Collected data
[BEGIN]
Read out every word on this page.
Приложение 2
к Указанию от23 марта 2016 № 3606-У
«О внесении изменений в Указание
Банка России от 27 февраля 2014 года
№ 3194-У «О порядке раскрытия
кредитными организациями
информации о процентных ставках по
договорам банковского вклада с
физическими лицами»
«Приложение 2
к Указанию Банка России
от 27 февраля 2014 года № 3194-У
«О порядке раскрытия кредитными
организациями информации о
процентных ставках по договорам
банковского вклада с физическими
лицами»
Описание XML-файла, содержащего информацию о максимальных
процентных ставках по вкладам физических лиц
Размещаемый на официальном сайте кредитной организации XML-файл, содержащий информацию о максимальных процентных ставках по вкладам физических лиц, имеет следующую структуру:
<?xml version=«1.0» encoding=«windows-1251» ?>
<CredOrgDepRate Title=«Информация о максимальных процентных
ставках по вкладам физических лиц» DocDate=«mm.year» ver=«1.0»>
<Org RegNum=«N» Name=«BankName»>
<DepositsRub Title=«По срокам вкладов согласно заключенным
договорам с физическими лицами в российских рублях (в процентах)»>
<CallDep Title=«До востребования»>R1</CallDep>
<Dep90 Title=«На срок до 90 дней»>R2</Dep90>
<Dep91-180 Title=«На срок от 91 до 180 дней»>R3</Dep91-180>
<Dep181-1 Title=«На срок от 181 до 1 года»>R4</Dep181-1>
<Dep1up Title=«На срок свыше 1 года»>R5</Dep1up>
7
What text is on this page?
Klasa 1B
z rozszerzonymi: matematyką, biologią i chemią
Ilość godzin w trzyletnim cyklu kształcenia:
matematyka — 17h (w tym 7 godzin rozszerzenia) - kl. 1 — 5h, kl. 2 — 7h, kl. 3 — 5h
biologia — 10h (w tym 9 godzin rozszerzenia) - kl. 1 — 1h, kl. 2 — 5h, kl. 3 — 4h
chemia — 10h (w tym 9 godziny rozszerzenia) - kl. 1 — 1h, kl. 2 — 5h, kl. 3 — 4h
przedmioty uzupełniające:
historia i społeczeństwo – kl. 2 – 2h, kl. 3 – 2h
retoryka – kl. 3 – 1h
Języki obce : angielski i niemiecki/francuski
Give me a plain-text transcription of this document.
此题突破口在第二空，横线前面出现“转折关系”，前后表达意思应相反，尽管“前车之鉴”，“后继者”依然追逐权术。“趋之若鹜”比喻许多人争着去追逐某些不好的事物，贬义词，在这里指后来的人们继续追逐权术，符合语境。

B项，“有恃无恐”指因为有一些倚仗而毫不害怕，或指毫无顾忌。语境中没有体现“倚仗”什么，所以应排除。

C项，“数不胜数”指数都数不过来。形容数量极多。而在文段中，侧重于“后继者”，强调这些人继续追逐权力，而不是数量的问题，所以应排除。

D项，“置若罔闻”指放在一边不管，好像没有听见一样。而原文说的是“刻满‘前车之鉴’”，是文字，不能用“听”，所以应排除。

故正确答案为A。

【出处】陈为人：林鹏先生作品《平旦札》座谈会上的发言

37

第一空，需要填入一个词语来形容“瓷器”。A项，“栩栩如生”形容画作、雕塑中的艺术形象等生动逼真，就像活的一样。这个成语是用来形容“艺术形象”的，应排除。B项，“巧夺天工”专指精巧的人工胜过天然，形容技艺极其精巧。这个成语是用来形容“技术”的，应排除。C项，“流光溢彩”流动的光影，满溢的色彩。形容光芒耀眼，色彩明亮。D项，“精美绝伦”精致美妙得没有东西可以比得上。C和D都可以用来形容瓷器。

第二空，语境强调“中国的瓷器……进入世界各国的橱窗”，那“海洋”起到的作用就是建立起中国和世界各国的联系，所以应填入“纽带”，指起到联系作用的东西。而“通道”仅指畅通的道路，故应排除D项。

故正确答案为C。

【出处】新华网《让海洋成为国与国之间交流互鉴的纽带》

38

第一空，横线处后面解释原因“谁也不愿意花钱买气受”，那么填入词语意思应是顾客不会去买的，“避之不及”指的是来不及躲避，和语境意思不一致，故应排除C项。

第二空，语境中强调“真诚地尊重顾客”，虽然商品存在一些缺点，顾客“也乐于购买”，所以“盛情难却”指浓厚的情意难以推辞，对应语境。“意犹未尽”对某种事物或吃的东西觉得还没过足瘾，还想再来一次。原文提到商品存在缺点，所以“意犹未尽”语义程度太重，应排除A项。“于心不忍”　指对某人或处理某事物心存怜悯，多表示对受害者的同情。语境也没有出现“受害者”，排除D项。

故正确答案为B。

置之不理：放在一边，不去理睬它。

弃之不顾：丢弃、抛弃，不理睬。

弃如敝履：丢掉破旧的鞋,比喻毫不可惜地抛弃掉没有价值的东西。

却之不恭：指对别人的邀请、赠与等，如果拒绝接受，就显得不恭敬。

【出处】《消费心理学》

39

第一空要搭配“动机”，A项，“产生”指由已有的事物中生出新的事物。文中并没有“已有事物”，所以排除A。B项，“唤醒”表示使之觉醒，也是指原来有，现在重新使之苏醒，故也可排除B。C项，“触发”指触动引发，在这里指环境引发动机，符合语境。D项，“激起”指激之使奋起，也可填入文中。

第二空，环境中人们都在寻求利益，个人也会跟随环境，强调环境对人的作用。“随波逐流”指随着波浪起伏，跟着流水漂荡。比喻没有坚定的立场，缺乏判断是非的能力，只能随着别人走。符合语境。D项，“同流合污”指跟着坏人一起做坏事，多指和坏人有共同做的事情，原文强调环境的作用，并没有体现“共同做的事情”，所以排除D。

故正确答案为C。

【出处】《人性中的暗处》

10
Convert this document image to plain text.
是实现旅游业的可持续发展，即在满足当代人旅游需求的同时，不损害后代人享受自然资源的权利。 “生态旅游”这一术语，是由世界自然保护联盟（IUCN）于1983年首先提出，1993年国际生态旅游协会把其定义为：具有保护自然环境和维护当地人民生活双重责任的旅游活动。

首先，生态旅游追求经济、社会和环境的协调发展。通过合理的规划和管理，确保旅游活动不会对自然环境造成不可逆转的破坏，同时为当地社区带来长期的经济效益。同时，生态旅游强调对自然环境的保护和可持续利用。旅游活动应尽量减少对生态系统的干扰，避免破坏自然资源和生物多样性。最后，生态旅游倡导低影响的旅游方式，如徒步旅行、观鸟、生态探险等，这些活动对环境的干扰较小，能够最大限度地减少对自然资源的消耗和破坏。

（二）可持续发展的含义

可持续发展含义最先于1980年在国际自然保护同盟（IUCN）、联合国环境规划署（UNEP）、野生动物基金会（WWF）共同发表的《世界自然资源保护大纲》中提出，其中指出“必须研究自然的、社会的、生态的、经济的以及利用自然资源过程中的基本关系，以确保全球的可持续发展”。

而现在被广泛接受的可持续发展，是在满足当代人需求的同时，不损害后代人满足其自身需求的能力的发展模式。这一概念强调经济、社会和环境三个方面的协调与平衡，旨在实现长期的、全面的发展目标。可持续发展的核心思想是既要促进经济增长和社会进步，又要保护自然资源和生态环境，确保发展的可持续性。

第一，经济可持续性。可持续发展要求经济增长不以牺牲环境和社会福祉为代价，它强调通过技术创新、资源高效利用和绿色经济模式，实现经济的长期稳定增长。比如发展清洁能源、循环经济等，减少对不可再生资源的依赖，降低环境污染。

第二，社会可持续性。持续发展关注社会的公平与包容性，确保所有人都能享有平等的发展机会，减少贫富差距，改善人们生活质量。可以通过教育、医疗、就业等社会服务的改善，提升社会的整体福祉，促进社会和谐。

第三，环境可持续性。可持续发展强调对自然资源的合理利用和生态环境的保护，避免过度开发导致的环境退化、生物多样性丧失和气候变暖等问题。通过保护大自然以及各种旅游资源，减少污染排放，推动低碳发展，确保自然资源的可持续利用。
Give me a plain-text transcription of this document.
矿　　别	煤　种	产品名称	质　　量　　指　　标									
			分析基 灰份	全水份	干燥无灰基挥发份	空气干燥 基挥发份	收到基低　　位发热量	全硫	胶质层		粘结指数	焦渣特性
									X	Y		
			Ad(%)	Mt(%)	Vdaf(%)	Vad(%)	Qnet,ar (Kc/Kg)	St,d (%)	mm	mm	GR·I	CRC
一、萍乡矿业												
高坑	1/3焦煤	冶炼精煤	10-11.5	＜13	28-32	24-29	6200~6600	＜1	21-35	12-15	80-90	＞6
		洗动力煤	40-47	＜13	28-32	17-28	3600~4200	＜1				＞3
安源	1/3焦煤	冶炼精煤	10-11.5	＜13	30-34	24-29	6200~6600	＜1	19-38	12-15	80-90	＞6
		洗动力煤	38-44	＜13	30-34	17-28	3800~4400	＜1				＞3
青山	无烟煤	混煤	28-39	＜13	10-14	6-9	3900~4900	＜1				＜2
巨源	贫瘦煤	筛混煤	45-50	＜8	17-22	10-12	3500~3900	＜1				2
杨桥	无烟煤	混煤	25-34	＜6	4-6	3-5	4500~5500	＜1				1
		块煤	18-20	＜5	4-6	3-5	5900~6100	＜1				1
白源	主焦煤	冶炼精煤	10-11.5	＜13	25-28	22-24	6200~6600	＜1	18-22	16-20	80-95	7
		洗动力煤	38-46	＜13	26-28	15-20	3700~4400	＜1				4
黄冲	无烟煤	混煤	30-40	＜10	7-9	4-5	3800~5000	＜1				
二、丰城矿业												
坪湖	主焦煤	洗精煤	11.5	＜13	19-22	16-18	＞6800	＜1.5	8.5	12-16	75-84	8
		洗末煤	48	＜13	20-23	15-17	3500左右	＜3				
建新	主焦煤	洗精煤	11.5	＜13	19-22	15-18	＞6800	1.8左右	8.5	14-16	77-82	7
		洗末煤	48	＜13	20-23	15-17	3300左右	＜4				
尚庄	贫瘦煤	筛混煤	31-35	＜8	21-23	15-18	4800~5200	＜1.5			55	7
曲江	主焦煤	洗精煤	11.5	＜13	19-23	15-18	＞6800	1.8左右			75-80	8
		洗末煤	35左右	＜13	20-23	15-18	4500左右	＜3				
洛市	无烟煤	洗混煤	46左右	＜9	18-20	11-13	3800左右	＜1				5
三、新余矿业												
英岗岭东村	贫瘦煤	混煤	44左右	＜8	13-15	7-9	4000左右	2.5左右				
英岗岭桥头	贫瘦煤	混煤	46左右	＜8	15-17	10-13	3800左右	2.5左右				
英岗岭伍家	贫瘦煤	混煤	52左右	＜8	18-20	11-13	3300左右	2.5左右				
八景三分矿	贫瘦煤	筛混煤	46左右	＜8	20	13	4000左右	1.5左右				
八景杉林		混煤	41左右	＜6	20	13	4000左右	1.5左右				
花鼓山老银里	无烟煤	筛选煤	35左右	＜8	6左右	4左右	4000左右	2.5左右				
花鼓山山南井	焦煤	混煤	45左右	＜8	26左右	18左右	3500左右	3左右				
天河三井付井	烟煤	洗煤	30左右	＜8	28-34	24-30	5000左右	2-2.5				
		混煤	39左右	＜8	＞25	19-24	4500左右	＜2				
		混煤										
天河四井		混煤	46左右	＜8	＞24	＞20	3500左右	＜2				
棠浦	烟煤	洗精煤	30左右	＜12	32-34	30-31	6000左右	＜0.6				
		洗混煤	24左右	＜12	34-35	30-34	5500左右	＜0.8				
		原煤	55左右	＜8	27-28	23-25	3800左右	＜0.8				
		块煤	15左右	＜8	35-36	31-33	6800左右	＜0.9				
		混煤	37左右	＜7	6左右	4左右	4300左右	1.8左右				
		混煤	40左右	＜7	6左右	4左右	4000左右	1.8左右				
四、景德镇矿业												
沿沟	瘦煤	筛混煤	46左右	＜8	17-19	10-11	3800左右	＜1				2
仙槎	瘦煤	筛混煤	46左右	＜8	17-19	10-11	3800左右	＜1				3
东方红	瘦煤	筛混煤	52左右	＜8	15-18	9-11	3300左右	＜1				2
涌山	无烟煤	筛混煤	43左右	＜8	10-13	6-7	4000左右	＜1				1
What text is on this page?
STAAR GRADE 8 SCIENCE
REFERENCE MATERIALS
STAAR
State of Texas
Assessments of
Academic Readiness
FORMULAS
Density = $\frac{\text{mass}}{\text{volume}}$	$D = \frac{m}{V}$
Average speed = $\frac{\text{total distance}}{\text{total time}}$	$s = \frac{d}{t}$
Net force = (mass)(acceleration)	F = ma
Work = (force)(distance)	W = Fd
[END]
▸ Task prompt: Give only the number of lines in the preceding material that contain the string "冶炼精煤".

▸ Result of the task: 3